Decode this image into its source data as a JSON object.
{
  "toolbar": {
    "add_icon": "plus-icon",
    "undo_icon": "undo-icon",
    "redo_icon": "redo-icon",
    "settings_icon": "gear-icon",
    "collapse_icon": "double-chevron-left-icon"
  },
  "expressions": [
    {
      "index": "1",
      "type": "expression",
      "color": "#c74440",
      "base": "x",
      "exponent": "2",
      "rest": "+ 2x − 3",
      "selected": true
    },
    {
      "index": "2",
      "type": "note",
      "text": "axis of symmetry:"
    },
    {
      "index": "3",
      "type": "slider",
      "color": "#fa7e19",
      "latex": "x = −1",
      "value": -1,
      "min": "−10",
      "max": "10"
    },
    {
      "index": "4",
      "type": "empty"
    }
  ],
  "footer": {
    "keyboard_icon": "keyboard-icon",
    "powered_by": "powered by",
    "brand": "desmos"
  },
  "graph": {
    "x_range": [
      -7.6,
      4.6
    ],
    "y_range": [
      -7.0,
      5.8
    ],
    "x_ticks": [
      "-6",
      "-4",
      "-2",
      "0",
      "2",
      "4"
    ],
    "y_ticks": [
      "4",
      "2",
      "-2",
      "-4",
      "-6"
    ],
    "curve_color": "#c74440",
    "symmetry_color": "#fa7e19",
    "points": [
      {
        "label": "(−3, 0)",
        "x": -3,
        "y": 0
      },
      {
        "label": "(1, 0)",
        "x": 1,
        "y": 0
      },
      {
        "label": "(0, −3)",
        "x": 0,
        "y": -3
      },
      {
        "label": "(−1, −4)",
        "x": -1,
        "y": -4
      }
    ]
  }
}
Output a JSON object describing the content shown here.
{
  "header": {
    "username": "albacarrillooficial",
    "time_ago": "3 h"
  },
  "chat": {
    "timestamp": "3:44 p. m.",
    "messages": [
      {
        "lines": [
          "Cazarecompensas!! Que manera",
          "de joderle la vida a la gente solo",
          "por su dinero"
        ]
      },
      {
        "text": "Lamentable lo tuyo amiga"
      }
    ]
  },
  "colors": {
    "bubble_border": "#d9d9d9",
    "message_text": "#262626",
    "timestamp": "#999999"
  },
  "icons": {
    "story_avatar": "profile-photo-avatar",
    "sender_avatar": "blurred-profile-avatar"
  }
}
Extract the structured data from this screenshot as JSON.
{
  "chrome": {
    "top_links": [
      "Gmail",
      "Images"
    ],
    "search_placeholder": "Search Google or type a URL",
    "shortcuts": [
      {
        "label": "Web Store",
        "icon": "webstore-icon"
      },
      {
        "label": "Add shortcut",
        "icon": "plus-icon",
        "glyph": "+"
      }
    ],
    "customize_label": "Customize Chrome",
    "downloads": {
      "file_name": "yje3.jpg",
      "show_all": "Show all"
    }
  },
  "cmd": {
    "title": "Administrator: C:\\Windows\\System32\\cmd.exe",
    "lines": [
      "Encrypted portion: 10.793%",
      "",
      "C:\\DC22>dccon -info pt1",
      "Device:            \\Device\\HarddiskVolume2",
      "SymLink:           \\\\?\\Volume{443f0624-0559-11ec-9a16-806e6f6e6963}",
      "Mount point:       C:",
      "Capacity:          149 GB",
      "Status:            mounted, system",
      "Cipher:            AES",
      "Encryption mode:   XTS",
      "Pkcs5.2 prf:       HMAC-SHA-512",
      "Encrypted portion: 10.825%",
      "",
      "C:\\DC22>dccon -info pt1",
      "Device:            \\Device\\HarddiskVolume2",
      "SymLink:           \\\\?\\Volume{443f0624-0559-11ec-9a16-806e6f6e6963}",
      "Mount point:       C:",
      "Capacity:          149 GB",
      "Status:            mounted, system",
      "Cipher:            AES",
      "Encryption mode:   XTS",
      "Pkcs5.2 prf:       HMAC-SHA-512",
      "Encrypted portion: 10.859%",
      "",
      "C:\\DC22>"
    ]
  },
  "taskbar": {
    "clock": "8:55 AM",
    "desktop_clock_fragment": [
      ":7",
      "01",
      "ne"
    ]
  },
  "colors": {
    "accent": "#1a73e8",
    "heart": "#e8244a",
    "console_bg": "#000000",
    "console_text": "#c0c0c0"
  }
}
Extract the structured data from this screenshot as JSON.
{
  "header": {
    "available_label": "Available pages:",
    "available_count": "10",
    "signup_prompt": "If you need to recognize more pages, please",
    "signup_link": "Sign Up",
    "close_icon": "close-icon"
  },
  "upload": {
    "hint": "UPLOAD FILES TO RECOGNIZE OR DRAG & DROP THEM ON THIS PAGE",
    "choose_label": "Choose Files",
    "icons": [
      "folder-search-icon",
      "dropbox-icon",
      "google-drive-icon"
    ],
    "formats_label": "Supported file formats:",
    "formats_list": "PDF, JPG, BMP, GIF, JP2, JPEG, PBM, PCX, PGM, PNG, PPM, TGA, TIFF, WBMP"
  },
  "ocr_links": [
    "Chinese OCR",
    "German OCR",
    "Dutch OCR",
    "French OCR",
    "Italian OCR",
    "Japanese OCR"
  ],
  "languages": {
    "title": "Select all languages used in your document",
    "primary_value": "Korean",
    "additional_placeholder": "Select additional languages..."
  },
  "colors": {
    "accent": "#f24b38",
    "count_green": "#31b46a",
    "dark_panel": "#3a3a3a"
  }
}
-.-.-
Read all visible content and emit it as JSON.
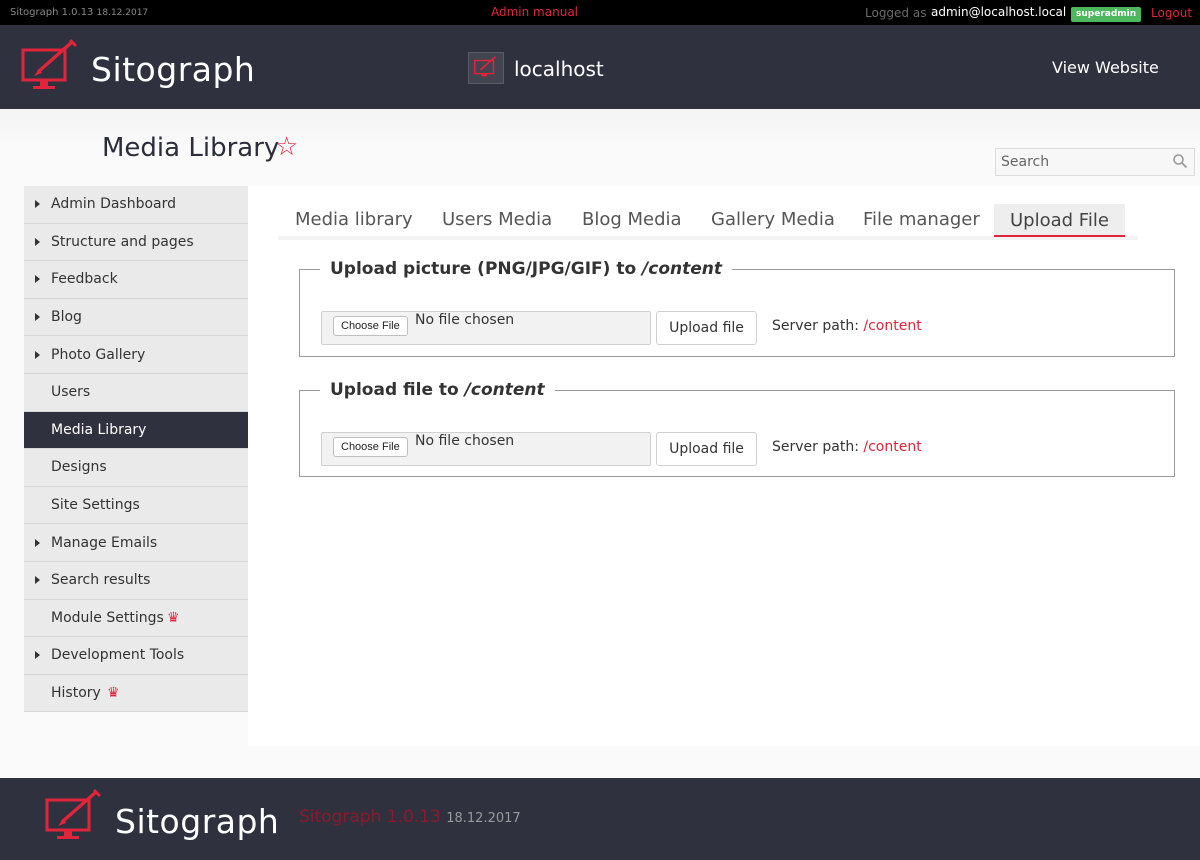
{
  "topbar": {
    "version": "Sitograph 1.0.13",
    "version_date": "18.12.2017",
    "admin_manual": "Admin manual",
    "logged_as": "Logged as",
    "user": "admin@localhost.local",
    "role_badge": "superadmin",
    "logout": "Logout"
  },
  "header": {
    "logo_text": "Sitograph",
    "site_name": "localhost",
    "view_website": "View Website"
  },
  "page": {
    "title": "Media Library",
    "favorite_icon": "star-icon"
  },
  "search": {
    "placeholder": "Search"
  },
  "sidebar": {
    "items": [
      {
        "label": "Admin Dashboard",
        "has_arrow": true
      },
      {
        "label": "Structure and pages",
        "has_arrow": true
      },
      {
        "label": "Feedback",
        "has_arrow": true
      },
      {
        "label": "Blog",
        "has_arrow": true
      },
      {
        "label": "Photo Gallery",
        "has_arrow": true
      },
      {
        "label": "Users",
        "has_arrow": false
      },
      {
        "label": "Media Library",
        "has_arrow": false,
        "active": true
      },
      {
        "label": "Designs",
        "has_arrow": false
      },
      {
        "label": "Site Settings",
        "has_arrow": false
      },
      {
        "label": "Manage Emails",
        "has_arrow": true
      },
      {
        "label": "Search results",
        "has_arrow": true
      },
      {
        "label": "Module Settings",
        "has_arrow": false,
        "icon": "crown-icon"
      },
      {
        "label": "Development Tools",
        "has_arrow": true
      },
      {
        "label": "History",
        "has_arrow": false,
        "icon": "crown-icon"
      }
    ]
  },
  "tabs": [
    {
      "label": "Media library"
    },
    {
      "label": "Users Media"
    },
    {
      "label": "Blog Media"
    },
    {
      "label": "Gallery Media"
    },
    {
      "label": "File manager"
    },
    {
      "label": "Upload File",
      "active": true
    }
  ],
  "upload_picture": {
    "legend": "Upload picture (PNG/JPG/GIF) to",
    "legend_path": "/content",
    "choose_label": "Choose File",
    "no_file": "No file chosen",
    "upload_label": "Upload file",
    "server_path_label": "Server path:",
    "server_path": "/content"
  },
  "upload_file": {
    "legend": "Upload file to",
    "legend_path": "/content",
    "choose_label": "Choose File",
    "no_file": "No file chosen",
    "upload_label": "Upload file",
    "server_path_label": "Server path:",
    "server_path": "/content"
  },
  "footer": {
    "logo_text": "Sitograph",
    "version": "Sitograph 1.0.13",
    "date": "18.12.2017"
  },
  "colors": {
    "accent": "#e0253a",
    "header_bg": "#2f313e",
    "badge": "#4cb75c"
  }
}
-.-.-
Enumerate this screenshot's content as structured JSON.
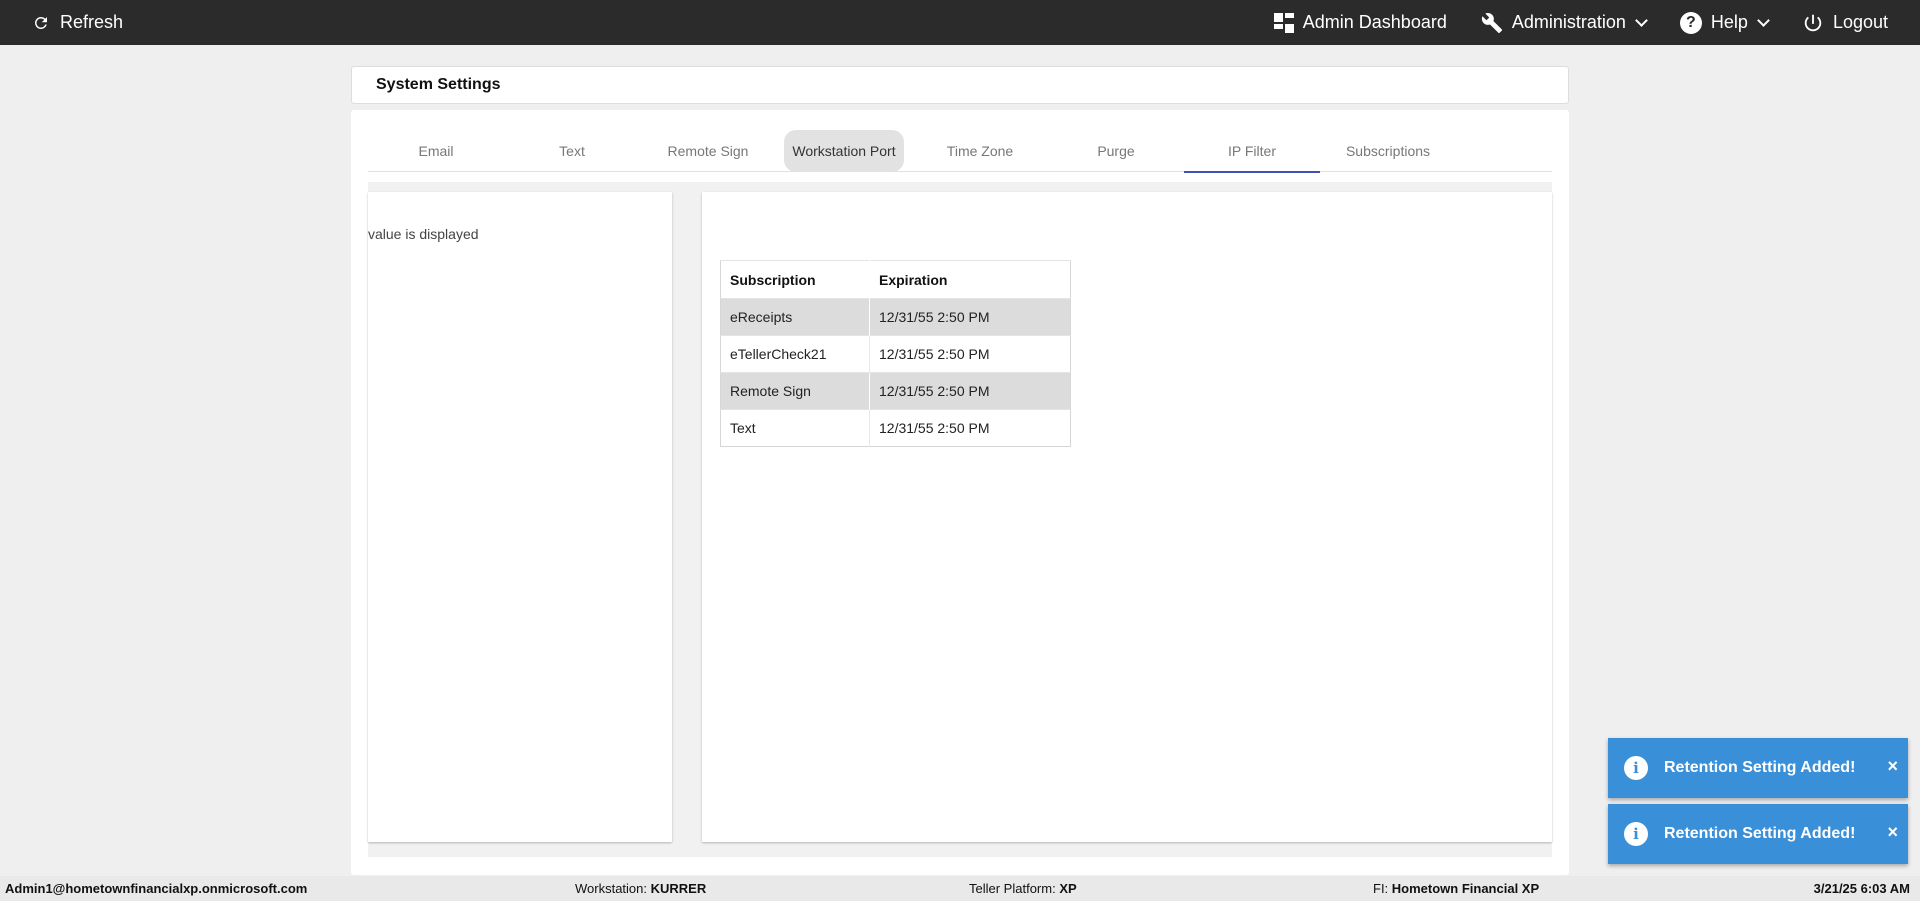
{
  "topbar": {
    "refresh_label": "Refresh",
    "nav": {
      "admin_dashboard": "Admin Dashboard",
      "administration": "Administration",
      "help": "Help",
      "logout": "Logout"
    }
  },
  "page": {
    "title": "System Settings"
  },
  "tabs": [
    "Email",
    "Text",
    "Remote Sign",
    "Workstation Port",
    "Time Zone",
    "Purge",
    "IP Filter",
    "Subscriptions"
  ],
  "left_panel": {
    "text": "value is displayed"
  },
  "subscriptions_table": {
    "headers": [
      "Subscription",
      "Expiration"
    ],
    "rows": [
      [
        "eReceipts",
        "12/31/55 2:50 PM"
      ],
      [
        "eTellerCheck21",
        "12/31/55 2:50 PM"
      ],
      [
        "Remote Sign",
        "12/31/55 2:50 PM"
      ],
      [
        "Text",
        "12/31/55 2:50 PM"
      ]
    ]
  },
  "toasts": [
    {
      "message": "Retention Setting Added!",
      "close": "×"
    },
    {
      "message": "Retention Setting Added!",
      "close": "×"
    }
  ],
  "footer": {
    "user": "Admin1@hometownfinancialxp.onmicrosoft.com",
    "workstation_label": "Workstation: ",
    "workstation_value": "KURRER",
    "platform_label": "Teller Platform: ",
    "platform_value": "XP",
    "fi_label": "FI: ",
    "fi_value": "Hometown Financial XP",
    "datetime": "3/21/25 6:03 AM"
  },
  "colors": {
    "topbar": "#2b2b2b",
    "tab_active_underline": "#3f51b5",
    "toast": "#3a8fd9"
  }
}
-.-.-
Tally up how many lines in the preceding listing contain the word "avatar". Give nothing but the number.

* [Answer to this exercise]
2